• _WORK REQUIRED_
For the word "circular", find each line in the entries where it occurs and copy that line.

• _Records from a collection_
▼
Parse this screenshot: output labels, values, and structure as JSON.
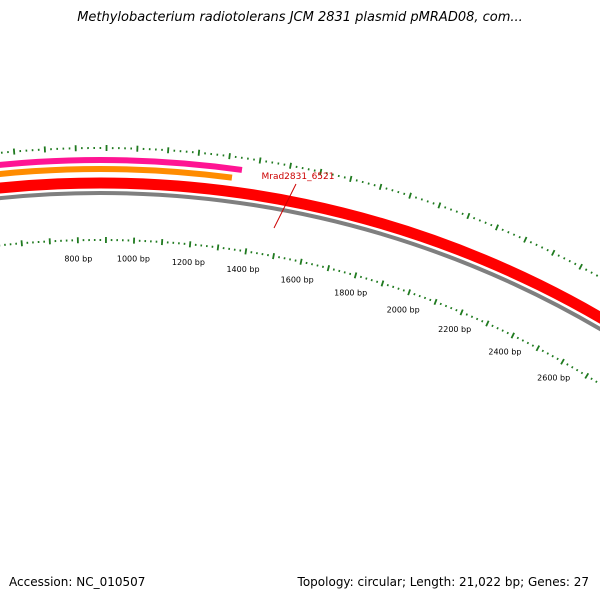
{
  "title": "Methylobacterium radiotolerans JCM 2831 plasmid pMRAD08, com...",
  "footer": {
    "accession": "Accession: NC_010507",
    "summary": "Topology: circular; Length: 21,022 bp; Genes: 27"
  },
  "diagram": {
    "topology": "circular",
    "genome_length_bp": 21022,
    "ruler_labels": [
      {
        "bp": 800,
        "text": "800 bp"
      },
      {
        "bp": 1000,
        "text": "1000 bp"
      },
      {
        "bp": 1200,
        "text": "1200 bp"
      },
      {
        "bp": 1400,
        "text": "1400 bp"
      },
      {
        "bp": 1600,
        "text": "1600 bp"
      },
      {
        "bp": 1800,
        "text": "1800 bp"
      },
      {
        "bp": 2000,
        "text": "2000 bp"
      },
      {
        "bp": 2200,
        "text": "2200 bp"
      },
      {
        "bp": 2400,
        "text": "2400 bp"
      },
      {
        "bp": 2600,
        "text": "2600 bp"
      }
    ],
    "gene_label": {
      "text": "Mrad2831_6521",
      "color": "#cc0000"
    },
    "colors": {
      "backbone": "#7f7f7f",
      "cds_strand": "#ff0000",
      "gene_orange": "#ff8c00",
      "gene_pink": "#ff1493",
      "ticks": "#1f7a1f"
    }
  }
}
▲
• _TASK OUTPUT_
    "summary": "Topology: circular; Length: 21,022 bp; Genes: 27"
    "topology": "circular",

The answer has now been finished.